Exact copy required. Repeat the records, but keep the pictures out.

Segment Start: DATASET RECORDS

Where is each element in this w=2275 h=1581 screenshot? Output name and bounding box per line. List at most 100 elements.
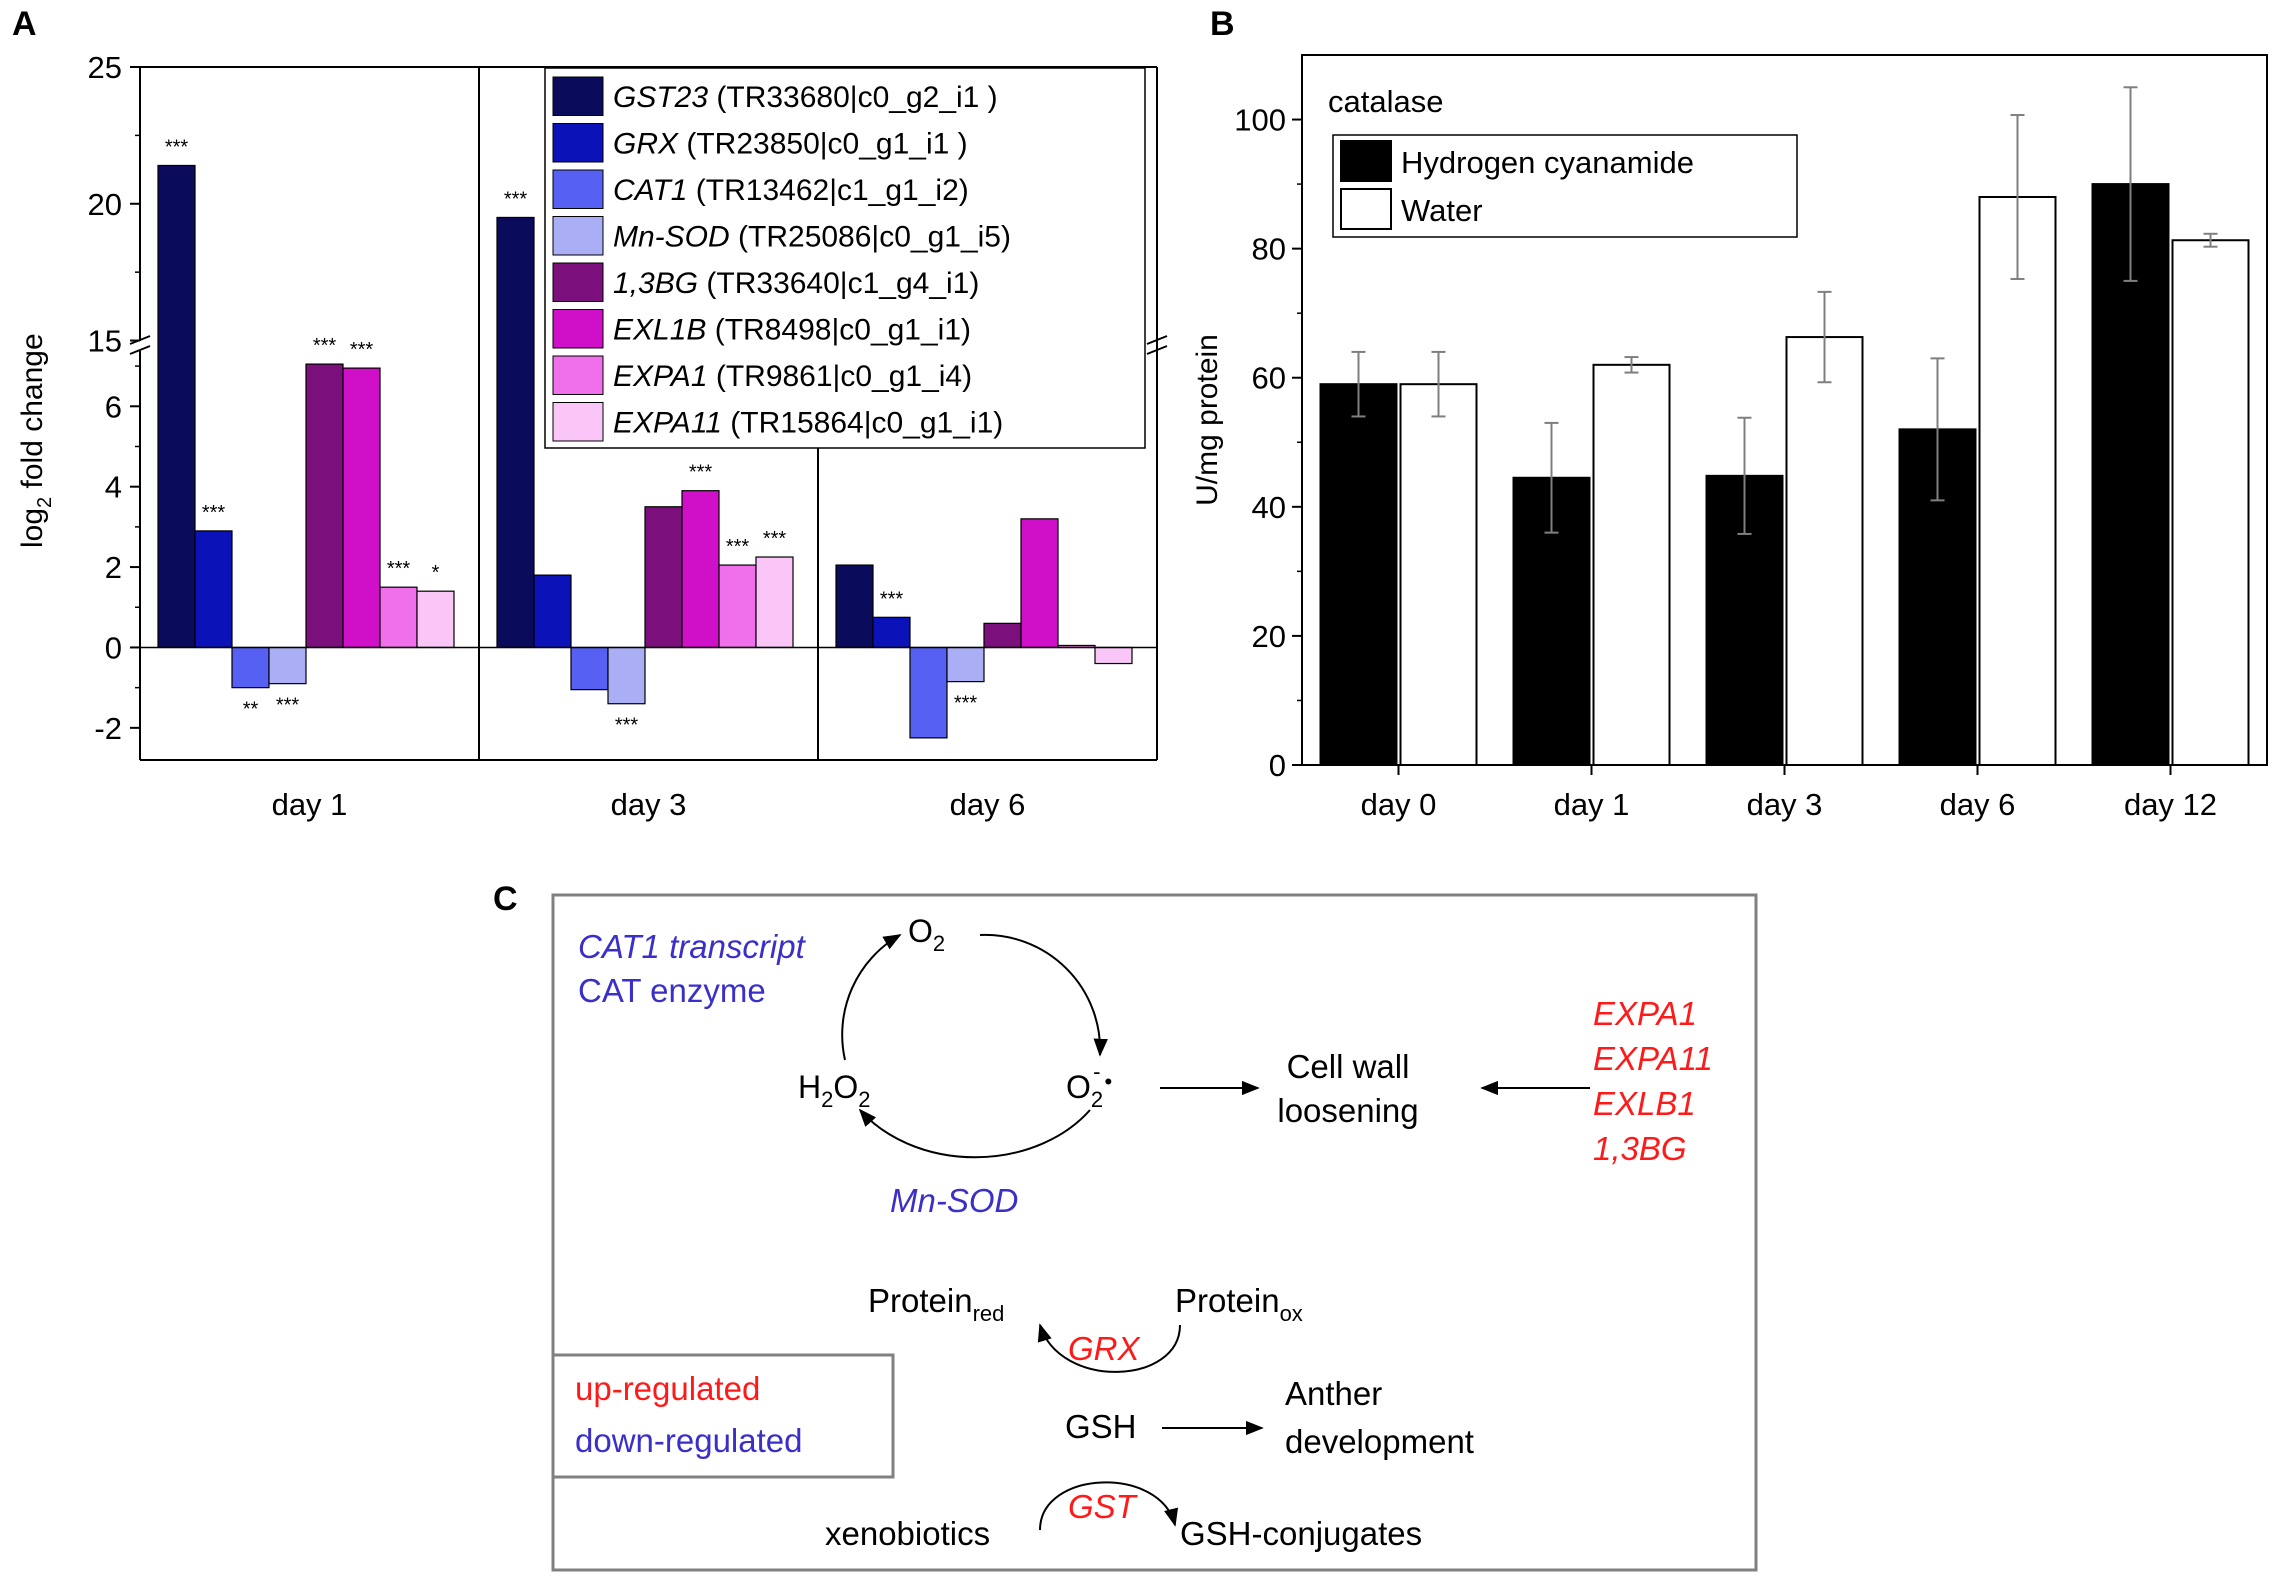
bar-hydrogen-cyanamide-day-0 <box>1319 383 1398 766</box>
protein-ox-label: Proteinox <box>1175 1282 1303 1326</box>
significance-marker: *** <box>387 558 411 580</box>
bar-water-day-3 <box>1785 336 1864 766</box>
gene-expa1: EXPA1 <box>1593 995 1697 1032</box>
bar-expa1-day-1 <box>379 586 418 649</box>
legend-entry: Hydrogen cyanamide <box>1401 145 1694 180</box>
superoxide-label: O2- • <box>1066 1059 1112 1112</box>
panel-b-title: catalase <box>1328 84 1443 119</box>
anther-label-1: Anther <box>1285 1375 1382 1412</box>
gst-arrow <box>1039 1481 1179 1531</box>
x-tick-label-day-6: day 6 <box>950 787 1026 822</box>
x-tick-label-day-1: day 1 <box>1554 787 1630 822</box>
significance-marker: *** <box>504 188 528 210</box>
bar-gst23-day-3 <box>496 216 535 649</box>
grx-label: GRX <box>1068 1330 1142 1367</box>
x-tick-label-day-6: day 6 <box>1940 787 2016 822</box>
legend-box <box>544 67 1146 449</box>
significance-marker: *** <box>880 588 904 610</box>
legend-entry: 1,3BG (TR33640|c1_g4_i1) <box>613 267 979 300</box>
bar-grx-day-1 <box>194 530 233 649</box>
legend-box <box>1332 134 1798 238</box>
bar-1-3bg-day-3 <box>644 506 683 649</box>
bar-exl1b-day-1 <box>342 367 381 649</box>
panel-b-legend: Hydrogen cyanamide Water <box>1332 134 1798 238</box>
bar-cat1-day-6 <box>909 646 948 739</box>
y-tick-label: 15 <box>88 324 122 359</box>
bar-cat1-day-1 <box>231 646 270 689</box>
bar-mn-sod-day-1 <box>268 646 307 685</box>
panel-label-a: A <box>12 5 37 43</box>
legend-entry: CAT1 (TR13462|c1_g1_i2) <box>613 174 969 207</box>
bar-1-3bg-day-1 <box>305 363 344 649</box>
gst-label: GST <box>1068 1488 1139 1525</box>
bar-expa11-day-1 <box>416 590 455 649</box>
cycle-arrow-superoxide-to-h2o2 <box>858 1108 1091 1159</box>
x-tick-label-day-3: day 3 <box>611 787 687 822</box>
bar-mn-sod-day-6 <box>946 646 985 683</box>
legend-swatch <box>1340 140 1392 182</box>
panel-a-chart: ******** ****** ****** ************* *******… <box>16 50 1168 822</box>
y-tick-label: 4 <box>105 470 122 505</box>
legend-entry: GRX (TR23850|c0_g1_i1 ) <box>613 128 968 161</box>
y-tick-label: -2 <box>94 711 122 746</box>
x-tick-label-day-12: day 12 <box>2124 787 2217 822</box>
y-tick-label: 2 <box>105 550 122 585</box>
significance-marker: ** <box>243 699 259 721</box>
diagram-legend-box <box>551 1353 895 1479</box>
bar-mn-sod-day-3 <box>607 646 646 705</box>
axis-break-right <box>1146 335 1168 355</box>
panel-a-x-ticks: day 1 day 3 day 6 <box>272 787 1026 822</box>
diagram-frame <box>551 893 1758 1572</box>
panel-b-bars <box>1319 86 2250 767</box>
panel-b-x-ticks: day 0 day 1 day 3 day 6 day 12 <box>1361 765 2217 822</box>
y-tick-label: 20 <box>1252 619 1286 654</box>
y-label-log: log <box>16 508 49 548</box>
y-tick-label: 6 <box>105 389 122 424</box>
bar-water-day-6 <box>1978 196 2057 766</box>
h2o2-label: H2O2 <box>798 1069 871 1112</box>
y-tick-label: 0 <box>1269 748 1286 783</box>
panel-a-y-axis-label: log2 fold change <box>16 333 56 548</box>
legend-swatch <box>552 216 604 256</box>
y-tick-label: 80 <box>1252 232 1286 267</box>
legend-swatch <box>552 76 604 116</box>
bar-1-3bg-day-6 <box>983 622 1022 649</box>
protein-red-label: Proteinred <box>868 1282 1004 1326</box>
panel-label-b: B <box>1210 5 1235 43</box>
significance-marker: *** <box>615 715 639 737</box>
bar-gst23-day-6 <box>835 564 874 649</box>
bar-water-day-0 <box>1399 383 1478 766</box>
legend-entry: Water <box>1401 193 1483 228</box>
bar-grx-day-3 <box>533 574 572 649</box>
significance-marker: *** <box>350 339 374 361</box>
y-tick-label: 40 <box>1252 490 1286 525</box>
cell-wall-label-2: loosening <box>1277 1092 1418 1129</box>
cell-wall-label-1: Cell wall <box>1287 1048 1410 1085</box>
y-label-rest: fold change <box>16 333 49 496</box>
legend-down-regulated: down-regulated <box>575 1422 803 1459</box>
legend-swatch <box>552 123 604 163</box>
gene-1-3bg: 1,3BG <box>1593 1130 1687 1167</box>
legend-entry: Mn-SOD (TR25086|c0_g1_i5) <box>613 221 1011 254</box>
bar-water-day-1 <box>1592 363 1671 766</box>
bar-hydrogen-cyanamide-day-6 <box>1898 428 1977 766</box>
panel-c-diagram: CAT1 transcript CAT enzyme O2 O2- • H2O2 … <box>551 893 1758 1572</box>
y-tick-label: 0 <box>105 630 122 665</box>
xenobiotics-label: xenobiotics <box>825 1515 990 1552</box>
y-tick-label: 100 <box>1234 103 1286 138</box>
legend-up-regulated: up-regulated <box>575 1370 760 1407</box>
significance-marker: *** <box>313 335 337 357</box>
cell-wall-genes: EXPA1 EXPA11 EXLB1 1,3BG <box>1593 995 1713 1167</box>
legend-swatch <box>552 402 604 442</box>
bar-expa1-day-3 <box>718 564 757 649</box>
panel-a-legend: GST23 (TR33680|c0_g2_i1 ) GRX (TR23850|c0… <box>544 67 1146 449</box>
significance-marker: *** <box>689 462 713 484</box>
significance-marker: *** <box>276 695 300 717</box>
legend-swatch <box>552 262 604 302</box>
gene-expa11: EXPA11 <box>1593 1040 1713 1077</box>
panel-label-c: C <box>493 880 518 918</box>
cycle-arrow-o2-to-superoxide <box>979 933 1108 1057</box>
gsh-label: GSH <box>1065 1408 1137 1445</box>
y-tick-label: 60 <box>1252 361 1286 396</box>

Segment End: DATASET RECORDS

▸ **WRITTEN REPLY**
Where is each element in this w=2275 h=1581 screenshot? Output name and bounding box per line. List at most 100 elements.
bar-hydrogen-cyanamide-day-0 <box>1319 383 1398 766</box>
protein-ox-label: Proteinox <box>1175 1282 1303 1326</box>
significance-marker: *** <box>387 558 411 580</box>
bar-water-day-3 <box>1785 336 1864 766</box>
gene-expa1: EXPA1 <box>1593 995 1697 1032</box>
bar-expa1-day-1 <box>379 586 418 649</box>
legend-entry: Hydrogen cyanamide <box>1401 145 1694 180</box>
superoxide-label: O2- • <box>1066 1059 1112 1112</box>
panel-b-title: catalase <box>1328 84 1443 119</box>
anther-label-1: Anther <box>1285 1375 1382 1412</box>
gst-arrow <box>1039 1481 1179 1531</box>
x-tick-label-day-6: day 6 <box>950 787 1026 822</box>
x-tick-label-day-1: day 1 <box>1554 787 1630 822</box>
significance-marker: *** <box>504 188 528 210</box>
bar-gst23-day-3 <box>496 216 535 649</box>
grx-label: GRX <box>1068 1330 1142 1367</box>
x-tick-label-day-6: day 6 <box>1940 787 2016 822</box>
legend-box <box>544 67 1146 449</box>
significance-marker: *** <box>880 588 904 610</box>
legend-entry: 1,3BG (TR33640|c1_g4_i1) <box>613 267 979 300</box>
bar-grx-day-1 <box>194 530 233 649</box>
legend-box <box>1332 134 1798 238</box>
bar-1-3bg-day-3 <box>644 506 683 649</box>
bar-exl1b-day-1 <box>342 367 381 649</box>
panel-b-legend: Hydrogen cyanamide Water <box>1332 134 1798 238</box>
bar-cat1-day-6 <box>909 646 948 739</box>
y-tick-label: 15 <box>88 324 122 359</box>
bar-cat1-day-1 <box>231 646 270 689</box>
bar-mn-sod-day-1 <box>268 646 307 685</box>
panel-label-a: A <box>12 5 37 43</box>
legend-entry: CAT1 (TR13462|c1_g1_i2) <box>613 174 969 207</box>
bar-1-3bg-day-1 <box>305 363 344 649</box>
gst-label: GST <box>1068 1488 1139 1525</box>
bar-expa11-day-1 <box>416 590 455 649</box>
cycle-arrow-superoxide-to-h2o2 <box>858 1108 1091 1159</box>
x-tick-label-day-3: day 3 <box>611 787 687 822</box>
bar-mn-sod-day-6 <box>946 646 985 683</box>
legend-swatch <box>1340 140 1392 182</box>
panel-a-chart: ******** ****** ****** ************* *******… <box>16 50 1168 822</box>
y-tick-label: 4 <box>105 470 122 505</box>
legend-entry: GRX (TR23850|c0_g1_i1 ) <box>613 128 968 161</box>
y-tick-label: -2 <box>94 711 122 746</box>
x-tick-label-day-12: day 12 <box>2124 787 2217 822</box>
y-tick-label: 2 <box>105 550 122 585</box>
significance-marker: ** <box>243 699 259 721</box>
diagram-legend-box <box>551 1353 895 1479</box>
bar-mn-sod-day-3 <box>607 646 646 705</box>
axis-break-right <box>1146 335 1168 355</box>
panel-a-x-ticks: day 1 day 3 day 6 <box>272 787 1026 822</box>
diagram-frame <box>551 893 1758 1572</box>
panel-b-bars <box>1319 86 2250 767</box>
panel-b-x-ticks: day 0 day 1 day 3 day 6 day 12 <box>1361 765 2217 822</box>
y-tick-label: 20 <box>1252 619 1286 654</box>
y-label-log: log <box>16 508 49 548</box>
y-tick-label: 6 <box>105 389 122 424</box>
bar-water-day-6 <box>1978 196 2057 766</box>
h2o2-label: H2O2 <box>798 1069 871 1112</box>
y-tick-label: 0 <box>1269 748 1286 783</box>
panel-a-y-axis-label: log2 fold change <box>16 333 56 548</box>
legend-swatch <box>552 216 604 256</box>
y-tick-label: 80 <box>1252 232 1286 267</box>
legend-swatch <box>552 76 604 116</box>
bar-1-3bg-day-6 <box>983 622 1022 649</box>
protein-red-label: Proteinred <box>868 1282 1004 1326</box>
panel-label-b: B <box>1210 5 1235 43</box>
significance-marker: *** <box>615 715 639 737</box>
bar-gst23-day-6 <box>835 564 874 649</box>
bar-water-day-0 <box>1399 383 1478 766</box>
legend-entry: Water <box>1401 193 1483 228</box>
bar-grx-day-3 <box>533 574 572 649</box>
significance-marker: *** <box>350 339 374 361</box>
y-tick-label: 40 <box>1252 490 1286 525</box>
cell-wall-label-2: loosening <box>1277 1092 1418 1129</box>
cell-wall-label-1: Cell wall <box>1287 1048 1410 1085</box>
y-label-rest: fold change <box>16 333 49 496</box>
legend-down-regulated: down-regulated <box>575 1422 803 1459</box>
legend-swatch <box>552 123 604 163</box>
gene-1-3bg: 1,3BG <box>1593 1130 1687 1167</box>
legend-entry: Mn-SOD (TR25086|c0_g1_i5) <box>613 221 1011 254</box>
bar-water-day-1 <box>1592 363 1671 766</box>
bar-hydrogen-cyanamide-day-6 <box>1898 428 1977 766</box>
panel-c-diagram: CAT1 transcript CAT enzyme O2 O2- • H2O2 … <box>551 893 1758 1572</box>
y-tick-label: 0 <box>105 630 122 665</box>
xenobiotics-label: xenobiotics <box>825 1515 990 1552</box>
y-tick-label: 100 <box>1234 103 1286 138</box>
legend-up-regulated: up-regulated <box>575 1370 760 1407</box>
significance-marker: *** <box>313 335 337 357</box>
cell-wall-genes: EXPA1 EXPA11 EXLB1 1,3BG <box>1593 995 1713 1167</box>
legend-swatch <box>552 402 604 442</box>
bar-expa1-day-3 <box>718 564 757 649</box>
panel-a-legend: GST23 (TR33680|c0_g2_i1 ) GRX (TR23850|c0… <box>544 67 1146 449</box>
significance-marker: *** <box>689 462 713 484</box>
significance-marker: *** <box>276 695 300 717</box>
legend-swatch <box>552 262 604 302</box>
gene-expa11: EXPA11 <box>1593 1040 1713 1077</box>
panel-label-c: C <box>493 880 518 918</box>
cycle-arrow-o2-to-superoxide <box>979 933 1108 1057</box>
gsh-label: GSH <box>1065 1408 1137 1445</box>
y-tick-label: 60 <box>1252 361 1286 396</box>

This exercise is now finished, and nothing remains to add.